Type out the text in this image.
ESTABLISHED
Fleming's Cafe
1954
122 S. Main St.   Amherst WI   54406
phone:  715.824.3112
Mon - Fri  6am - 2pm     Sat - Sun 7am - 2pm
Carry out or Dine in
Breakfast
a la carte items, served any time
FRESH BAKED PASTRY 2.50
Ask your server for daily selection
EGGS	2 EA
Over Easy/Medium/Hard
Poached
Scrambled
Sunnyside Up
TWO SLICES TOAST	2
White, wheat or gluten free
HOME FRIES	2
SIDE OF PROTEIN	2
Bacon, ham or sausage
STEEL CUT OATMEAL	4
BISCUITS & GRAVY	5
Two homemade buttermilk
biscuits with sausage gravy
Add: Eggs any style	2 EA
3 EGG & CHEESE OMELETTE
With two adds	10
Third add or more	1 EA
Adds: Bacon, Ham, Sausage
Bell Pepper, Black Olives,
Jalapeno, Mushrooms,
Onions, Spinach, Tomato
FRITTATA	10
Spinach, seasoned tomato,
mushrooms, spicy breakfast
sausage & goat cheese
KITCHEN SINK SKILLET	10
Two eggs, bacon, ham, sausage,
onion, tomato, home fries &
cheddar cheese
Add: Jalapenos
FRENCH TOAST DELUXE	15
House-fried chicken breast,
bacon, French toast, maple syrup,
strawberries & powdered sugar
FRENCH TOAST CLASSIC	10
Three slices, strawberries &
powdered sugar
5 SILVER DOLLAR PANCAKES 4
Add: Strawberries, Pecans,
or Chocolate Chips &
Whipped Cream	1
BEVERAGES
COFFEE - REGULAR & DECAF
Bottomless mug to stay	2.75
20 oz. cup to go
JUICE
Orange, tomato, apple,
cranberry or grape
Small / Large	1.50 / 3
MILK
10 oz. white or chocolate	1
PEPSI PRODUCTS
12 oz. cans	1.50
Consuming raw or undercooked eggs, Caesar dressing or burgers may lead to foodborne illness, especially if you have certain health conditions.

++++++++

Exercise: Word for word, return the entire set of entries.

Solution to this problem:
Type out the text in this image.
ESTABLISHED
Fleming's Cafe
1954
122 S. Main St.   Amherst WI   54406
phone:  715.824.3112
Mon - Fri  6am - 2pm     Sat - Sun 7am - 2pm
Carry out or Dine in
Breakfast
a la carte items, served any time
FRESH BAKED PASTRY 2.50
Ask your server for daily selection
EGGS	2 EA
Over Easy/Medium/Hard
Poached
Scrambled
Sunnyside Up
TWO SLICES TOAST	2
White, wheat or gluten free
HOME FRIES	2
SIDE OF PROTEIN	2
Bacon, ham or sausage
STEEL CUT OATMEAL	4
BISCUITS & GRAVY	5
Two homemade buttermilk
biscuits with sausage gravy
Add: Eggs any style	2 EA
3 EGG & CHEESE OMELETTE
With two adds	10
Third add or more	1 EA
Adds: Bacon, Ham, Sausage
Bell Pepper, Black Olives,
Jalapeno, Mushrooms,
Onions, Spinach, Tomato
FRITTATA	10
Spinach, seasoned tomato,
mushrooms, spicy breakfast
sausage & goat cheese
KITCHEN SINK SKILLET	10
Two eggs, bacon, ham, sausage,
onion, tomato, home fries &
cheddar cheese
Add: Jalapenos
FRENCH TOAST DELUXE	15
House-fried chicken breast,
bacon, French toast, maple syrup,
strawberries & powdered sugar
FRENCH TOAST CLASSIC	10
Three slices, strawberries &
powdered sugar
5 SILVER DOLLAR PANCAKES 4
Add: Strawberries, Pecans,
or Chocolate Chips &
Whipped Cream	1
BEVERAGES
COFFEE - REGULAR & DECAF
Bottomless mug to stay	2.75
20 oz. cup to go
JUICE
Orange, tomato, apple,
cranberry or grape
Small / Large	1.50 / 3
MILK
10 oz. white or chocolate	1
PEPSI PRODUCTS
12 oz. cans	1.50
Consuming raw or undercooked eggs, Caesar dressing or burgers may lead to foodborne illness, especially if you have certain health conditions.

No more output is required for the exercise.